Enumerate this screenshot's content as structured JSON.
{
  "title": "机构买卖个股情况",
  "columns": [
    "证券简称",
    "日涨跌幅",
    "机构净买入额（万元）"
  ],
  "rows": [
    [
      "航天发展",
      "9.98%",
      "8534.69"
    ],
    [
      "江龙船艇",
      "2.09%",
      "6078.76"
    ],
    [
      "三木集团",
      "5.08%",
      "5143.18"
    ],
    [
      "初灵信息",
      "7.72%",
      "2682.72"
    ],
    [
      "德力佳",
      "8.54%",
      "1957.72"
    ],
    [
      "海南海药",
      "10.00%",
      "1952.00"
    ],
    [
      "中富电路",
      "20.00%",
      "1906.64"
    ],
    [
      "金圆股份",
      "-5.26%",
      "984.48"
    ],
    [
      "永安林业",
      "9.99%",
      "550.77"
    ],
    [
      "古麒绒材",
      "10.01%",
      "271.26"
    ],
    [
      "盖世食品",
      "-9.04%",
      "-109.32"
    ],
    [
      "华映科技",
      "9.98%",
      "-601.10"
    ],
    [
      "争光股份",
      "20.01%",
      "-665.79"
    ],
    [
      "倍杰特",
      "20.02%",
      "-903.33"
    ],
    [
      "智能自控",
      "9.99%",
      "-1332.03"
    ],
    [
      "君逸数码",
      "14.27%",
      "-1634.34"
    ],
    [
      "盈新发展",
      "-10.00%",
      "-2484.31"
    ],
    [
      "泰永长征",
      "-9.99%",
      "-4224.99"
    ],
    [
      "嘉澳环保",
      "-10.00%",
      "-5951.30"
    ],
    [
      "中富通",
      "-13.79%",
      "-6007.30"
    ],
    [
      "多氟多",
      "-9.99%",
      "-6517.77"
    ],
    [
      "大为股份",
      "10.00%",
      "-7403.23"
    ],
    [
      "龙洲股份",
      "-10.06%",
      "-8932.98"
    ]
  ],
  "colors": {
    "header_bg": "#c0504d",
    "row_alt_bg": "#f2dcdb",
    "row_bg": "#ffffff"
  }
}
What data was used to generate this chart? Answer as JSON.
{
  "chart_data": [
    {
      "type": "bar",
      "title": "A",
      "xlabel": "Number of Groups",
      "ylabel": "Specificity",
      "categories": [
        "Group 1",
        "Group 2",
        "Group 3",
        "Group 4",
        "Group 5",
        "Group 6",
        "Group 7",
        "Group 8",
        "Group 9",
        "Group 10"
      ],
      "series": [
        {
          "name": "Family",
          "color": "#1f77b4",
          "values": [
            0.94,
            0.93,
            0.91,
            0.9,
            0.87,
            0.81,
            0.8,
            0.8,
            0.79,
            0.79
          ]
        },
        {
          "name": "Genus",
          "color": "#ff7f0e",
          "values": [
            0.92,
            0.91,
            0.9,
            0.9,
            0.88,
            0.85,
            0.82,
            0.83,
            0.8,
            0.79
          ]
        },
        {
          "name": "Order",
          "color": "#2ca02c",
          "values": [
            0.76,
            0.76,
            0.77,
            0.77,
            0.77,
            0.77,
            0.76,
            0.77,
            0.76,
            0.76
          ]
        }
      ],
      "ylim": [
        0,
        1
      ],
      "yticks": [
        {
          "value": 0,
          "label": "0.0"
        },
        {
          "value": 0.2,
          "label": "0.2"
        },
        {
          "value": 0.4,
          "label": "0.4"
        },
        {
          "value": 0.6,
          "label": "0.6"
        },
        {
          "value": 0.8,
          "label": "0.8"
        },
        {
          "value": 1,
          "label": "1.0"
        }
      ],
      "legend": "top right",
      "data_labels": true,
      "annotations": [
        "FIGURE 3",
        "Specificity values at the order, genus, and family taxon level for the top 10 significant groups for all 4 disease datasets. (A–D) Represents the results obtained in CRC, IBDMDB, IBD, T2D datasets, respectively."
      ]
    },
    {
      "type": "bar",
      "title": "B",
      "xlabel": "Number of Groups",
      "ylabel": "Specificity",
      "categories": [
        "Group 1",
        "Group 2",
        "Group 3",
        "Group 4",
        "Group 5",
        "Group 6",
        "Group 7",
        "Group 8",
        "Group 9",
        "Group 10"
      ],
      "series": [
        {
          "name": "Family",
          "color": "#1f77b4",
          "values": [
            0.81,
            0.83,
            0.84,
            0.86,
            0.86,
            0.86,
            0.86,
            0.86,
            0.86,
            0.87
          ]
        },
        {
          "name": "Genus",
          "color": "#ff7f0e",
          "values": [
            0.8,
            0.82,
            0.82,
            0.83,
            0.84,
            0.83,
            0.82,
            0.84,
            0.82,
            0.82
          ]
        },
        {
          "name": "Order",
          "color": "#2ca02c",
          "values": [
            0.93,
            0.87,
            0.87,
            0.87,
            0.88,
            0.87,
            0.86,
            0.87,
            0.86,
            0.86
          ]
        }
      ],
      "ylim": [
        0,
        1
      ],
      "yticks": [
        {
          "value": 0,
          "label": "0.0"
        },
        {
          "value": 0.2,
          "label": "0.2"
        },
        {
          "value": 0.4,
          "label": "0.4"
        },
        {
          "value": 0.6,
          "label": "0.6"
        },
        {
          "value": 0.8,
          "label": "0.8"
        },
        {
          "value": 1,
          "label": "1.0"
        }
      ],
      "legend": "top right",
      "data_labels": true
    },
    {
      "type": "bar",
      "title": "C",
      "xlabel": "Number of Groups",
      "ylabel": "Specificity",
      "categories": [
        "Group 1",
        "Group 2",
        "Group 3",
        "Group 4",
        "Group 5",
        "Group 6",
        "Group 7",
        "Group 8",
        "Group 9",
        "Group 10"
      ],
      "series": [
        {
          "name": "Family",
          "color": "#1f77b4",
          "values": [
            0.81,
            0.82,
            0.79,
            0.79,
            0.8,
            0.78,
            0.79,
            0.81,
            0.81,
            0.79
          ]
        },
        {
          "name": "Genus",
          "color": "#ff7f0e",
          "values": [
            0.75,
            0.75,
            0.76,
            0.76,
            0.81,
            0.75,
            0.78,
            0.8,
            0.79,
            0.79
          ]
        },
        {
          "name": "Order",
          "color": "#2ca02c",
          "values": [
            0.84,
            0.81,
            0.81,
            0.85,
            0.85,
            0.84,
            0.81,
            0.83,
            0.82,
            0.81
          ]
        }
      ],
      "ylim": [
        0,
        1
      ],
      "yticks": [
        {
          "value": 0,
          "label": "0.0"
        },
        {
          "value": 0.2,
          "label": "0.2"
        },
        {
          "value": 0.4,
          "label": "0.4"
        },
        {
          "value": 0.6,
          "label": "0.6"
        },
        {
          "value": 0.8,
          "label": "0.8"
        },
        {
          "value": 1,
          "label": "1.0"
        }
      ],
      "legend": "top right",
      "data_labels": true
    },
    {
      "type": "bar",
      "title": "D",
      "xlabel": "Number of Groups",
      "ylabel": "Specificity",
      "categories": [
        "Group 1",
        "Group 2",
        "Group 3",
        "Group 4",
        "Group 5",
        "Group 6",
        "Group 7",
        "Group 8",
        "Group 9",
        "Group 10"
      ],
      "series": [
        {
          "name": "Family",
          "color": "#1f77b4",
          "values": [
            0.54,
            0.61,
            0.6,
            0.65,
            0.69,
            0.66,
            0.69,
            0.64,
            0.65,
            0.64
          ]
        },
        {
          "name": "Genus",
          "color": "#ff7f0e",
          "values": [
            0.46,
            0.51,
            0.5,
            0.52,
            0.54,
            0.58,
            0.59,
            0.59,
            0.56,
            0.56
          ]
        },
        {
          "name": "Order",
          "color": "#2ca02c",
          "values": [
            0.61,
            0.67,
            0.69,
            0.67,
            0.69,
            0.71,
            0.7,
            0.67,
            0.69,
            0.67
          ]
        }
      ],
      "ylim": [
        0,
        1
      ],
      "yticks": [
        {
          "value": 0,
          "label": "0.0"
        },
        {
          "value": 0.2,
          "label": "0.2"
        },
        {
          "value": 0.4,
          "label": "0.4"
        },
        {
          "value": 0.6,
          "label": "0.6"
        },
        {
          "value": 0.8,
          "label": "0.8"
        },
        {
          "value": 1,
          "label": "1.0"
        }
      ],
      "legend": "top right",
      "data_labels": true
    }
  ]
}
——
Within the entries above, how many lines contain "title"? Respond with the number only.

■ **Task solution**: 5